Texte étudié —
Un véto de contact limitatif

Par Lucie Bourdeau, auteur du livre Les retrouvailles en adoption, une quête de soi.

Un des vétos qui est permis selon la loi 113 est ce qu’on appelle le véto de contact. Ce véto permet d’empêcher ou de limiter le contact entre la personne adoptée et le parent d’origine.

L’article 583.6 stipule qu’une personne adoptée ou un parent d’origine peut, en tout temps avant la communication de son identité, inscrire un refus au contact pour empêcher tout contact entre eux ou en autoriser aux conditions qu’il détermine.

Je constate que le formulaire à compléter n’offre qu’une option,  l’absence totale de  contact. Aucune alternative n’est présentée. Il y a pourtant des options qui permettraient à une personne qui pose le véto de contact de rencontrer l’autre parti sous certaines conditions.

Voici quelques exemples de conditions au contact :

  • Accepter de vivre une seule rencontre. Cette rencontre peut se vivre en toute intimité dans un Centre Jeunesse en compagnie d’une intervenante où la personne garde son anonymat. Elle peut  se présenter et rencontrer l’autre et  répondre aux questions tout en fournissant  les informations de son choix.

Objectif —
Les affirmations (a), (b) et (c) concordent-elles avec le texte sur le véto de contact ? Répondez par oui ou non à chacune en citant les mots décisifs du texte.
(a) Le formulaire à compléter propose plusieurs options quant au contact.
(b) Le refus au contact peut être inscrit en tout temps avant la communication de l'identité.
(c) Lors d'une rencontre dans un Centre Jeunesse, la personne garde son anonymat.
Les items qui suivent forment un matériel distinct du texte.

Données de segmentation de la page
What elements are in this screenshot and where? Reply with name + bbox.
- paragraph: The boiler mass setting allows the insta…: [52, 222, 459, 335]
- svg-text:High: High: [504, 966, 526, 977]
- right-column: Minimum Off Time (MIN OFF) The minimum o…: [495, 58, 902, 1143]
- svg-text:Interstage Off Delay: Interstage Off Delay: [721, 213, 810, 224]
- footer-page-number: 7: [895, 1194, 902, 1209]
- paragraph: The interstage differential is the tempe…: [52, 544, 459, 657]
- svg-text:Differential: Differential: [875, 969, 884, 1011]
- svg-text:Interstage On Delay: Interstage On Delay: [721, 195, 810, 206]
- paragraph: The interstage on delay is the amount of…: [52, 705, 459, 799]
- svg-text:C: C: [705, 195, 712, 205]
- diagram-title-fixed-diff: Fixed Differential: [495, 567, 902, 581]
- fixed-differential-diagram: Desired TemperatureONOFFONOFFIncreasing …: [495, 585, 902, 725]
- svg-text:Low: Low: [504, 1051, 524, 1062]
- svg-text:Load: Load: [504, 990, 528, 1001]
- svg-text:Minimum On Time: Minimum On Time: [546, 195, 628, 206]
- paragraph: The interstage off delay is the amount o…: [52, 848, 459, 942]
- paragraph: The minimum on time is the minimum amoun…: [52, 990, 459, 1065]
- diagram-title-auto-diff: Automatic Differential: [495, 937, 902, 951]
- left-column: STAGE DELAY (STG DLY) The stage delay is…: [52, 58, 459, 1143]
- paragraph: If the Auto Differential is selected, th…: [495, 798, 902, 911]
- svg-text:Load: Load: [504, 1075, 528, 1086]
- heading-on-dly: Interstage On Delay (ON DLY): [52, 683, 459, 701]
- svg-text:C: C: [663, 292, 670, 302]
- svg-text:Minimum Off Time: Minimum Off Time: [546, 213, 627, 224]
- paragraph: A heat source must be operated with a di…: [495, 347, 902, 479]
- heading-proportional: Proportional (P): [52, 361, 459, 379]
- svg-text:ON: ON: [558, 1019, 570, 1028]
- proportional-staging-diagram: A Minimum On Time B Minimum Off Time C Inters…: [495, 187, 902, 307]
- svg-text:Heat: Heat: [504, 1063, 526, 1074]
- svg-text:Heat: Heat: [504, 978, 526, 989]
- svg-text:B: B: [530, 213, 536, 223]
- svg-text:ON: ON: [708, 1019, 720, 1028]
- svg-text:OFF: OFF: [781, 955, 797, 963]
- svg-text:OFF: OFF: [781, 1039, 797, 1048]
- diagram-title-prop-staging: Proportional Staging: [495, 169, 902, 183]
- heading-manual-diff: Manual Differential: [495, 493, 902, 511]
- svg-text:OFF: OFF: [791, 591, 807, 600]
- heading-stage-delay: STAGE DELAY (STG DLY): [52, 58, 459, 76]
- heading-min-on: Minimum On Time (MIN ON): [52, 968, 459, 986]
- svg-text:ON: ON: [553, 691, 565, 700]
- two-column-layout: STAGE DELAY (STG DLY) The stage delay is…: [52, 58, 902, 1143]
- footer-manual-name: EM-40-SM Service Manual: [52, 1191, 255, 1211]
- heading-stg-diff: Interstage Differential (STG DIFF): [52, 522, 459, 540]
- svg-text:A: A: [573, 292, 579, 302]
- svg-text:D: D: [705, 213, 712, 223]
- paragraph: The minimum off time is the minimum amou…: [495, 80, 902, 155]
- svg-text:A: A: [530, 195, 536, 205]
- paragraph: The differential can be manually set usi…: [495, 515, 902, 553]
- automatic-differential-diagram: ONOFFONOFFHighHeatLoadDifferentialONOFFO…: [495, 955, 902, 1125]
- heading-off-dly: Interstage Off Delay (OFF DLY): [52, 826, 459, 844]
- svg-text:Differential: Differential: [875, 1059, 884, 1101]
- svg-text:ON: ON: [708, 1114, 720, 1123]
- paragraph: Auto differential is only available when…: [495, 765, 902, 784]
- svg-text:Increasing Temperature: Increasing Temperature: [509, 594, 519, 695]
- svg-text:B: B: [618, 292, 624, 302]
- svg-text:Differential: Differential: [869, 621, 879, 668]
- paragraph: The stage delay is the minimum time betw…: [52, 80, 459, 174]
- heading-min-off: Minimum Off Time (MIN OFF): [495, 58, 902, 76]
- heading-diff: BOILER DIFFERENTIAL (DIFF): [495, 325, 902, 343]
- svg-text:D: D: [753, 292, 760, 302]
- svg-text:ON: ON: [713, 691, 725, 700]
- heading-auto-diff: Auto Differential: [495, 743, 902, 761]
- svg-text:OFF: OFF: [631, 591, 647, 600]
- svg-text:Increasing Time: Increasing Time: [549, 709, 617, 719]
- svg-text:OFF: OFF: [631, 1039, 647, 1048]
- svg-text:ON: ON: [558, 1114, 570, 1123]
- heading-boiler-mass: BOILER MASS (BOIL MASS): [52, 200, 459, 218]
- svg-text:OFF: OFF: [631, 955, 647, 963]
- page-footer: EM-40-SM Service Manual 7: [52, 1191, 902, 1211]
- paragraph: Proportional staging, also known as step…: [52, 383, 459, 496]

Corrigé —
(a) Non : « Aucune alternative n’est présentée. »
(b) Oui : « en tout temps avant la communication de son identité »
(c) Oui : « où la personne garde son anonymat »